• TO DO
Count how many lines contain the word "answered". Respond with the number alone.

• Entries from a dataset
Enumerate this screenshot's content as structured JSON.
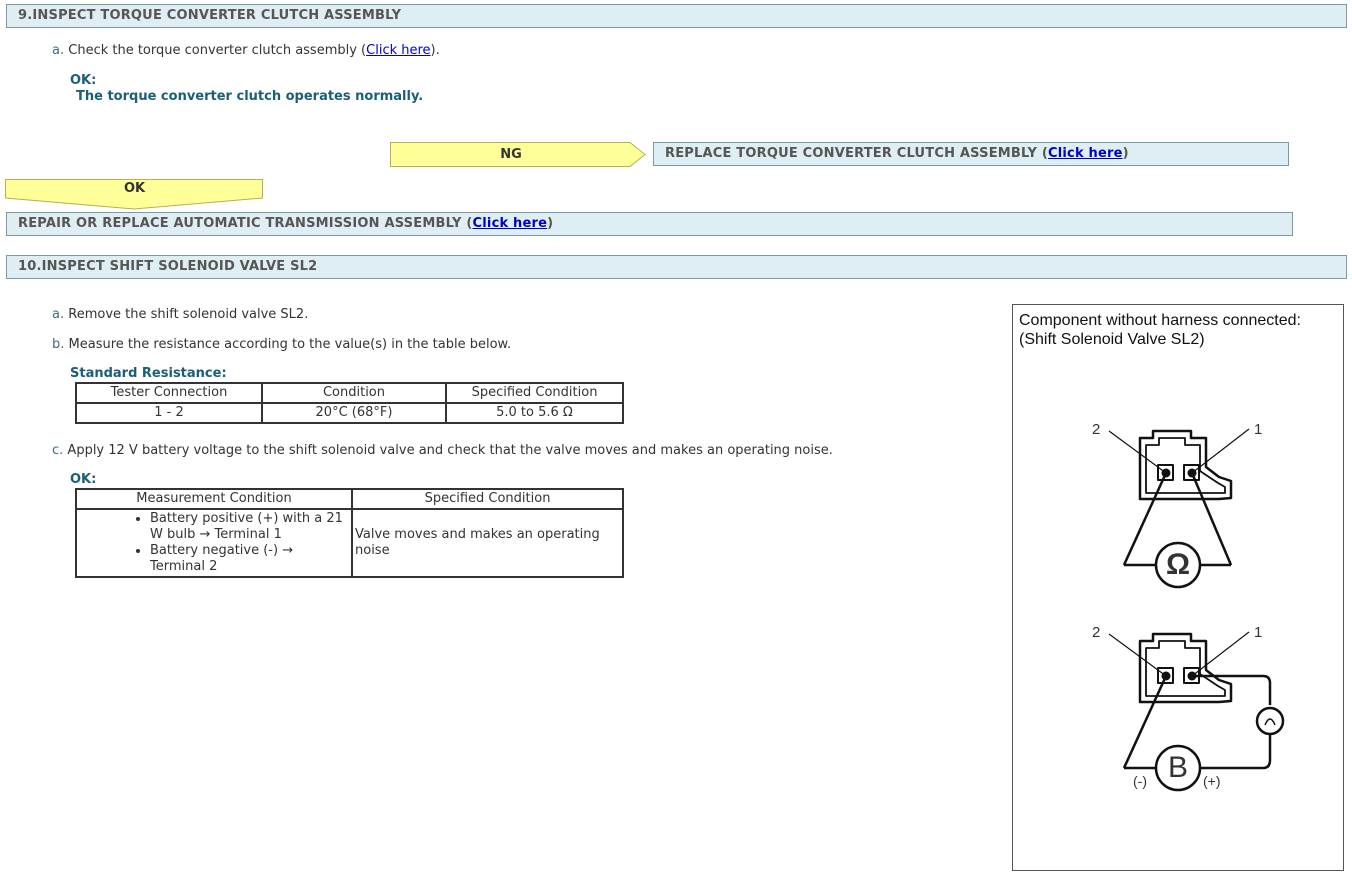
{
  "section9": {
    "title": "9.INSPECT TORQUE CONVERTER CLUTCH ASSEMBLY",
    "step_a_letter": "a.",
    "step_a_text": "Check the torque converter clutch assembly (",
    "step_a_link": "Click here",
    "step_a_tail": ").",
    "ok_label": "OK:",
    "ok_text": "The torque converter clutch operates normally.",
    "ng_arrow": "NG",
    "ng_action_text": "REPLACE TORQUE CONVERTER CLUTCH ASSEMBLY (",
    "ng_action_link": "Click here",
    "ng_action_tail": ")",
    "ok_arrow": "OK",
    "ok_action_text": "REPAIR OR REPLACE AUTOMATIC TRANSMISSION ASSEMBLY (",
    "ok_action_link": "Click here",
    "ok_action_tail": ")"
  },
  "section10": {
    "title": "10.INSPECT SHIFT SOLENOID VALVE SL2",
    "step_a_letter": "a.",
    "step_a_text": "Remove the shift solenoid valve SL2.",
    "step_b_letter": "b.",
    "step_b_text": "Measure the resistance according to the value(s) in the table below.",
    "std_label": "Standard Resistance:",
    "resistance_table": {
      "headers": [
        "Tester Connection",
        "Condition",
        "Specified Condition"
      ],
      "row": [
        "1 - 2",
        "20°C (68°F)",
        "5.0 to 5.6 Ω"
      ]
    },
    "step_c_letter": "c.",
    "step_c_text": "Apply 12 V battery voltage to the shift solenoid valve and check that the valve moves and makes an operating noise.",
    "ok_label": "OK:",
    "operation_table": {
      "headers": [
        "Measurement Condition",
        "Specified Condition"
      ],
      "conditions": [
        "Battery positive (+) with a 21 W bulb → Terminal 1",
        "Battery negative (-) → Terminal 2"
      ],
      "result": "Valve moves and makes an operating noise"
    }
  },
  "figure": {
    "caption_line1": "Component without harness connected:",
    "caption_line2": "(Shift Solenoid Valve SL2)",
    "terminal_2": "2",
    "terminal_1": "1",
    "ohm_symbol": "Ω",
    "battery_symbol": "B",
    "minus_label": "(-)",
    "plus_label": "(+)"
  },
  "colors": {
    "bar_bg": "#dfeef2",
    "arrow_yellow": "#ffff99",
    "link": "#0000cc",
    "ok_text": "#1a5e78"
  }
}
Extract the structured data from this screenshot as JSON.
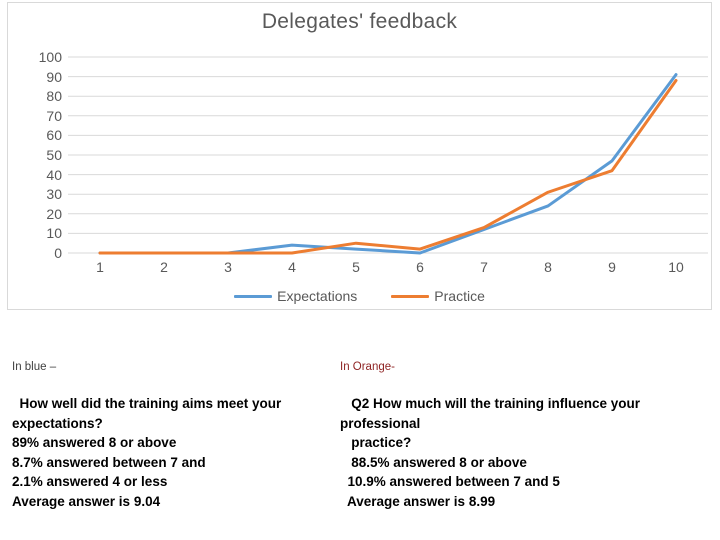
{
  "chart": {
    "title": "Delegates' feedback",
    "border_color": "#d9d9d9"
  },
  "legend": {
    "position": "bottom",
    "entries": [
      {
        "label": "Expectations",
        "color": "#5B9BD5"
      },
      {
        "label": "Practice",
        "color": "#ED7D31"
      }
    ]
  },
  "chart_data": {
    "type": "line",
    "title": "Delegates' feedback",
    "xlabel": "",
    "ylabel": "",
    "x": [
      1,
      2,
      3,
      4,
      5,
      6,
      7,
      8,
      9,
      10
    ],
    "categories": [
      "1",
      "2",
      "3",
      "4",
      "5",
      "6",
      "7",
      "8",
      "9",
      "10"
    ],
    "xtick_labels": [
      "1",
      "2",
      "3",
      "4",
      "5",
      "6",
      "7",
      "8",
      "9",
      "10"
    ],
    "ytick_labels": [
      "0",
      "10",
      "20",
      "30",
      "40",
      "50",
      "60",
      "70",
      "80",
      "90",
      "100"
    ],
    "ylim": [
      0,
      100
    ],
    "ytick_step": 10,
    "grid": "horizontal",
    "legend_position": "bottom",
    "series": [
      {
        "name": "Expectations",
        "color": "#5B9BD5",
        "values": [
          0,
          0,
          0,
          4,
          2,
          0,
          12,
          24,
          47,
          91
        ]
      },
      {
        "name": "Practice",
        "color": "#ED7D31",
        "values": [
          0,
          0,
          0,
          0,
          5,
          2,
          13,
          31,
          42,
          88
        ]
      }
    ]
  },
  "text_blocks": {
    "blue": {
      "heading": "In blue –",
      "lines": [
        "  How well did the training aims meet your",
        "expectations?",
        "89% answered 8 or above",
        "8.7% answered between 7 and",
        "2.1% answered 4 or less",
        "Average answer is 9.04"
      ]
    },
    "orange": {
      "heading": "In Orange-",
      "lines": [
        "   Q2 How much will the training influence your",
        "professional",
        "   practice?",
        "   88.5% answered 8 or above",
        "  10.9% answered between 7 and 5",
        "  Average answer is 8.99"
      ]
    }
  }
}
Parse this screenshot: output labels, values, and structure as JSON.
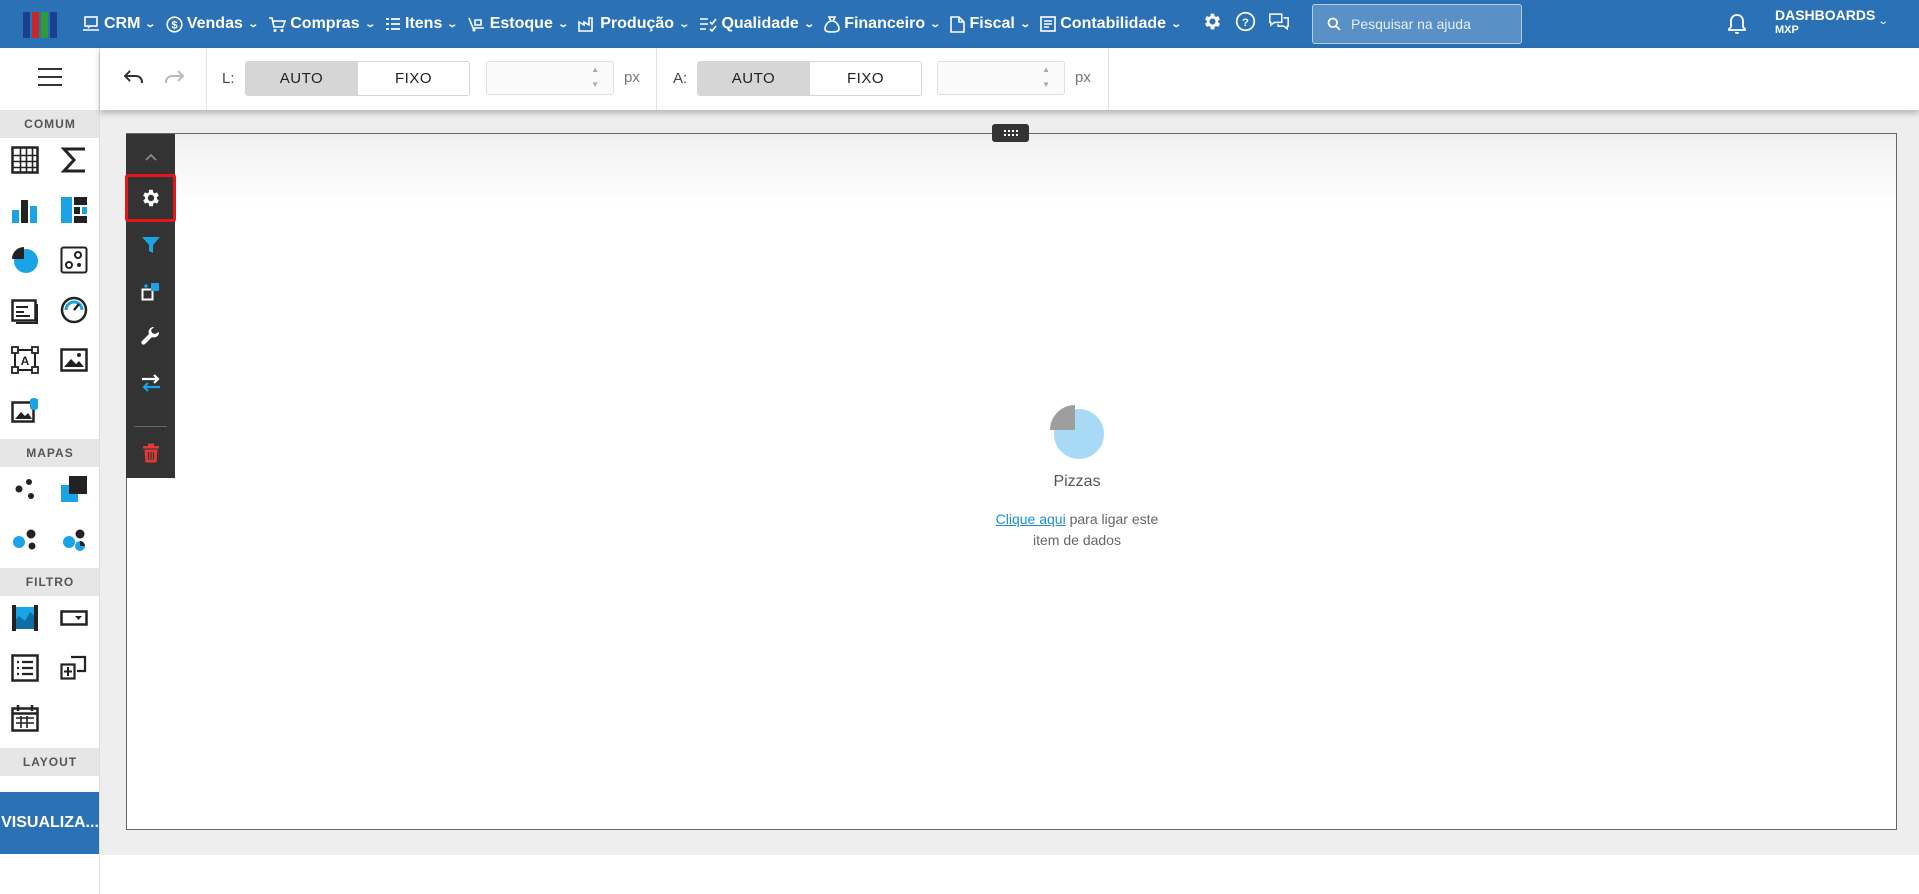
{
  "colors": {
    "topbar": "#2b71b5",
    "accent": "#1aa4e6",
    "danger": "#e53935",
    "selected_outline": "#e8141b"
  },
  "nav": {
    "items": [
      {
        "label": "CRM",
        "icon": "crm-icon"
      },
      {
        "label": "Vendas",
        "icon": "dollar-icon"
      },
      {
        "label": "Compras",
        "icon": "cart-icon"
      },
      {
        "label": "Itens",
        "icon": "items-icon"
      },
      {
        "label": "Estoque",
        "icon": "stock-icon"
      },
      {
        "label": "Produção",
        "icon": "factory-icon"
      },
      {
        "label": "Qualidade",
        "icon": "checklist-icon"
      },
      {
        "label": "Financeiro",
        "icon": "money-bag-icon"
      },
      {
        "label": "Fiscal",
        "icon": "document-icon"
      },
      {
        "label": "Contabilidade",
        "icon": "ledger-icon"
      }
    ]
  },
  "search": {
    "placeholder": "Pesquisar na ajuda"
  },
  "user": {
    "dashboard": "DASHBOARDS",
    "company": "MXP"
  },
  "sidebar": {
    "sections": [
      "COMUM",
      "MAPAS",
      "FILTRO",
      "LAYOUT"
    ],
    "visualize_label": "VISUALIZA..."
  },
  "toolbar": {
    "width_label": "L:",
    "height_label": "A:",
    "auto_label": "AUTO",
    "fixed_label": "FIXO",
    "unit": "px",
    "width_value": "",
    "height_value": ""
  },
  "widget": {
    "title": "Pizzas",
    "link_text": "Clique aqui",
    "text_rest": " para ligar este",
    "text_line2": "item de dados"
  }
}
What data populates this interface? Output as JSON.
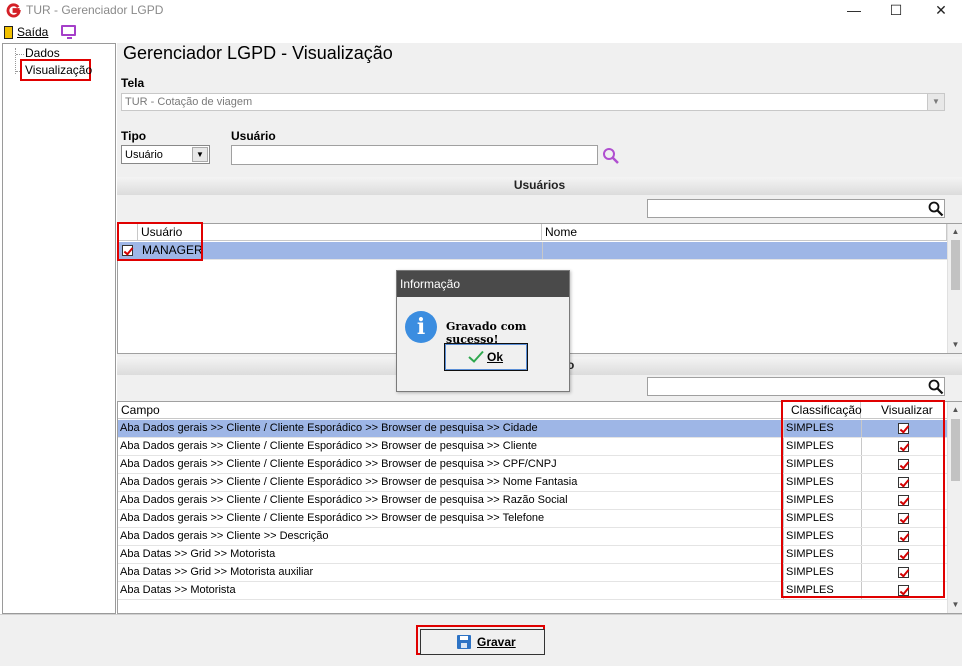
{
  "window": {
    "title": "TUR - Gerenciador LGPD",
    "minimize_glyph": "—",
    "maximize_glyph": "☐",
    "close_glyph": "✕"
  },
  "menu": {
    "exit_label": "Saída",
    "icons": [
      "door-icon",
      "monitor-icon"
    ]
  },
  "tree": {
    "items": [
      {
        "label": "Dados"
      },
      {
        "label": "Visualização",
        "selected": true
      }
    ]
  },
  "page": {
    "heading": "Gerenciador LGPD - Visualização",
    "tela_label": "Tela",
    "tela_value": "TUR - Cotação de viagem",
    "tipo_label": "Tipo",
    "tipo_value": "Usuário",
    "usuario_label": "Usuário",
    "usuario_value": ""
  },
  "users_section": {
    "title": "Usuários",
    "search_value": "",
    "columns": [
      "Usuário",
      "Nome"
    ],
    "rows": [
      {
        "checked": true,
        "usuario": "MANAGER",
        "nome": ""
      }
    ]
  },
  "fields_section": {
    "title_visible_suffix": "o",
    "search_value": "",
    "columns": [
      "Campo",
      "Classificação",
      "Visualizar"
    ],
    "rows": [
      {
        "campo": "Aba Dados gerais >> Cliente / Cliente Esporádico >> Browser de pesquisa >> Cidade",
        "classificacao": "SIMPLES",
        "visualizar": true
      },
      {
        "campo": "Aba Dados gerais >> Cliente / Cliente Esporádico >> Browser de pesquisa >> Cliente",
        "classificacao": "SIMPLES",
        "visualizar": true
      },
      {
        "campo": "Aba Dados gerais >> Cliente / Cliente Esporádico >> Browser de pesquisa >> CPF/CNPJ",
        "classificacao": "SIMPLES",
        "visualizar": true
      },
      {
        "campo": "Aba Dados gerais >> Cliente / Cliente Esporádico >> Browser de pesquisa >> Nome Fantasia",
        "classificacao": "SIMPLES",
        "visualizar": true
      },
      {
        "campo": "Aba Dados gerais >> Cliente / Cliente Esporádico >> Browser de pesquisa >> Razão Social",
        "classificacao": "SIMPLES",
        "visualizar": true
      },
      {
        "campo": "Aba Dados gerais >> Cliente / Cliente Esporádico >> Browser de pesquisa >> Telefone",
        "classificacao": "SIMPLES",
        "visualizar": true
      },
      {
        "campo": "Aba Dados gerais >> Cliente >> Descrição",
        "classificacao": "SIMPLES",
        "visualizar": true
      },
      {
        "campo": "Aba Datas >> Grid >> Motorista",
        "classificacao": "SIMPLES",
        "visualizar": true
      },
      {
        "campo": "Aba Datas >> Grid >> Motorista auxiliar",
        "classificacao": "SIMPLES",
        "visualizar": true
      },
      {
        "campo": "Aba Datas >> Motorista",
        "classificacao": "SIMPLES",
        "visualizar": true
      }
    ]
  },
  "dialog": {
    "title": "Informação",
    "message": "Gravado com sucesso!",
    "ok_label": "Ok",
    "icon": "info-icon"
  },
  "footer": {
    "save_label": "Gravar"
  },
  "colors": {
    "highlight_red": "#e00000",
    "selected_row": "#9eb6e6",
    "dialog_title_bg": "#4a4a4a",
    "info_blue": "#3b8de0",
    "brand_red": "#d42027",
    "search_purple": "#b04fd0"
  }
}
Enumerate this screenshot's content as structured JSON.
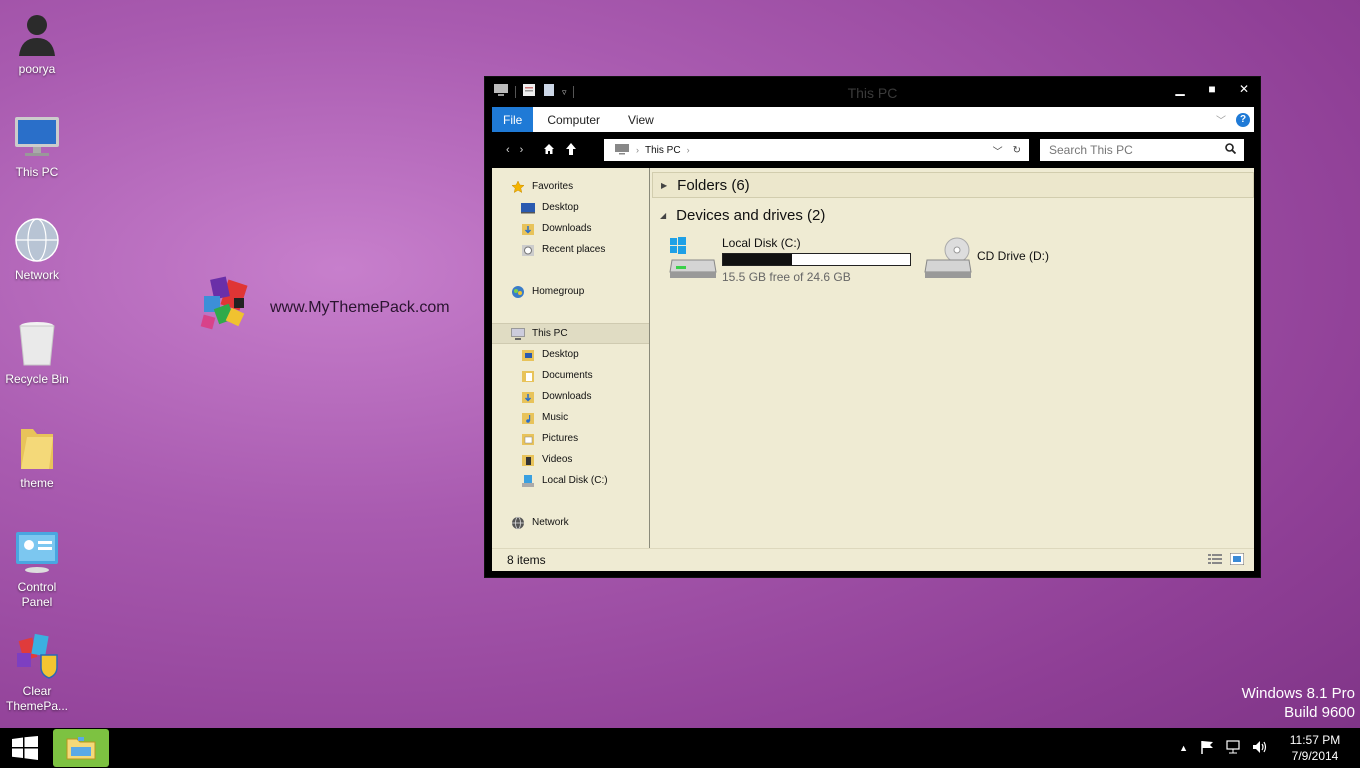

• RESULT OF THIS EXERCISE
5